● **Task prompt**: Exact reproduction is required for all entries.

[Stored items from a collection]
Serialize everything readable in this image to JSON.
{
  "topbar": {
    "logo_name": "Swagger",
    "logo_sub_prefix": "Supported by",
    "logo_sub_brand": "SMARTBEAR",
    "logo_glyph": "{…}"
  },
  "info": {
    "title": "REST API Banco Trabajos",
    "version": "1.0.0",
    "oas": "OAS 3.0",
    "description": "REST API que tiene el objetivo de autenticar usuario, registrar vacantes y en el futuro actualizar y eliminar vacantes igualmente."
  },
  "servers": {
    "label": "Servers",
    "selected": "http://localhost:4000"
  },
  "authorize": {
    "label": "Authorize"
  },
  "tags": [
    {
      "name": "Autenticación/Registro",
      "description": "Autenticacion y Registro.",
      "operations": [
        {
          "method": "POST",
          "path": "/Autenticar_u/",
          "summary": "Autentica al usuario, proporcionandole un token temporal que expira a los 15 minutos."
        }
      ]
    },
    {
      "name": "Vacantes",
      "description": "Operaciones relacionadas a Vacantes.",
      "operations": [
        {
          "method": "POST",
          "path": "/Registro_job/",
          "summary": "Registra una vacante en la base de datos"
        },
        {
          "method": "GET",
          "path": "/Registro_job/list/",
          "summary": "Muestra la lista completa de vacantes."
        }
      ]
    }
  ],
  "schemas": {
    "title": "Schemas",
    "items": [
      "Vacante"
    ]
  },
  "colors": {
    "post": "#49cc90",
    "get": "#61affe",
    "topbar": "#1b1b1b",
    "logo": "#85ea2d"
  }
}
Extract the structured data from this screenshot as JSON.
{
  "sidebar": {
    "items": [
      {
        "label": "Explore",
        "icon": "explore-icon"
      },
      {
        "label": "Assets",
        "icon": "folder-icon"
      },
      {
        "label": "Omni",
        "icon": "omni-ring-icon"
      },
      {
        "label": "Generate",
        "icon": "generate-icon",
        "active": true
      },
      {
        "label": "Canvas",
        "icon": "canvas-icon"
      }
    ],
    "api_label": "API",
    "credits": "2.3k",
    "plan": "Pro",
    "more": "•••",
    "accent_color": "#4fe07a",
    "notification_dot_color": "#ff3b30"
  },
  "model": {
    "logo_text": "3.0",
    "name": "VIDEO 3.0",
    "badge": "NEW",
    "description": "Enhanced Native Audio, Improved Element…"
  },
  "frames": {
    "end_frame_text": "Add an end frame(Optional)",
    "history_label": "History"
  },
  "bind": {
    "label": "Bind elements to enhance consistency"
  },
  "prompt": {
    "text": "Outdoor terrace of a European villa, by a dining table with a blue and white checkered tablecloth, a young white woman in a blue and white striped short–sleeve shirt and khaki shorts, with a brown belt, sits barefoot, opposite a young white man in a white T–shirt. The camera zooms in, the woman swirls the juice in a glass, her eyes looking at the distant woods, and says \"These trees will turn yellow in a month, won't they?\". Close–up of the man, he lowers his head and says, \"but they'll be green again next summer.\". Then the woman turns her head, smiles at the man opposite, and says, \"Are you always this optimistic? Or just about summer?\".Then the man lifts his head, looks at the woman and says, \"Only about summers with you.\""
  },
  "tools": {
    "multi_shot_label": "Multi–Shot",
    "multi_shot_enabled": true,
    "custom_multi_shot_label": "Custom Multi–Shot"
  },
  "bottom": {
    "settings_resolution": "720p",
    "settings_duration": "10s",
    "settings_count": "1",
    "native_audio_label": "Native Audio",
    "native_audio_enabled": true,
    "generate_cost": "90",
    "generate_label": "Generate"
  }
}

● **Output of the exercise**:
Serialize everything readable in this image to JSON.
{
  "topbar": {
    "logo_name": "Swagger",
    "logo_sub_prefix": "Supported by",
    "logo_sub_brand": "SMARTBEAR",
    "logo_glyph": "{…}"
  },
  "info": {
    "title": "REST API Banco Trabajos",
    "version": "1.0.0",
    "oas": "OAS 3.0",
    "description": "REST API que tiene el objetivo de autenticar usuario, registrar vacantes y en el futuro actualizar y eliminar vacantes igualmente."
  },
  "servers": {
    "label": "Servers",
    "selected": "http://localhost:4000"
  },
  "authorize": {
    "label": "Authorize"
  },
  "tags": [
    {
      "name": "Autenticación/Registro",
      "description": "Autenticacion y Registro.",
      "operations": [
        {
          "method": "POST",
          "path": "/Autenticar_u/",
          "summary": "Autentica al usuario, proporcionandole un token temporal que expira a los 15 minutos."
        }
      ]
    },
    {
      "name": "Vacantes",
      "description": "Operaciones relacionadas a Vacantes.",
      "operations": [
        {
          "method": "POST",
          "path": "/Registro_job/",
          "summary": "Registra una vacante en la base de datos"
        },
        {
          "method": "GET",
          "path": "/Registro_job/list/",
          "summary": "Muestra la lista completa de vacantes."
        }
      ]
    }
  ],
  "schemas": {
    "title": "Schemas",
    "items": [
      "Vacante"
    ]
  },
  "colors": {
    "post": "#49cc90",
    "get": "#61affe",
    "topbar": "#1b1b1b",
    "logo": "#85ea2d"
  }
}
Extract the structured data from this screenshot as JSON.
{
  "sidebar": {
    "items": [
      {
        "label": "Explore",
        "icon": "explore-icon"
      },
      {
        "label": "Assets",
        "icon": "folder-icon"
      },
      {
        "label": "Omni",
        "icon": "omni-ring-icon"
      },
      {
        "label": "Generate",
        "icon": "generate-icon",
        "active": true
      },
      {
        "label": "Canvas",
        "icon": "canvas-icon"
      }
    ],
    "api_label": "API",
    "credits": "2.3k",
    "plan": "Pro",
    "more": "•••",
    "accent_color": "#4fe07a",
    "notification_dot_color": "#ff3b30"
  },
  "model": {
    "logo_text": "3.0",
    "name": "VIDEO 3.0",
    "badge": "NEW",
    "description": "Enhanced Native Audio, Improved Element…"
  },
  "frames": {
    "end_frame_text": "Add an end frame(Optional)",
    "history_label": "History"
  },
  "bind": {
    "label": "Bind elements to enhance consistency"
  },
  "prompt": {
    "text": "Outdoor terrace of a European villa, by a dining table with a blue and white checkered tablecloth, a young white woman in a blue and white striped short–sleeve shirt and khaki shorts, with a brown belt, sits barefoot, opposite a young white man in a white T–shirt. The camera zooms in, the woman swirls the juice in a glass, her eyes looking at the distant woods, and says \"These trees will turn yellow in a month, won't they?\". Close–up of the man, he lowers his head and says, \"but they'll be green again next summer.\". Then the woman turns her head, smiles at the man opposite, and says, \"Are you always this optimistic? Or just about summer?\".Then the man lifts his head, looks at the woman and says, \"Only about summers with you.\""
  },
  "tools": {
    "multi_shot_label": "Multi–Shot",
    "multi_shot_enabled": true,
    "custom_multi_shot_label": "Custom Multi–Shot"
  },
  "bottom": {
    "settings_resolution": "720p",
    "settings_duration": "10s",
    "settings_count": "1",
    "native_audio_label": "Native Audio",
    "native_audio_enabled": true,
    "generate_cost": "90",
    "generate_label": "Generate"
  }
}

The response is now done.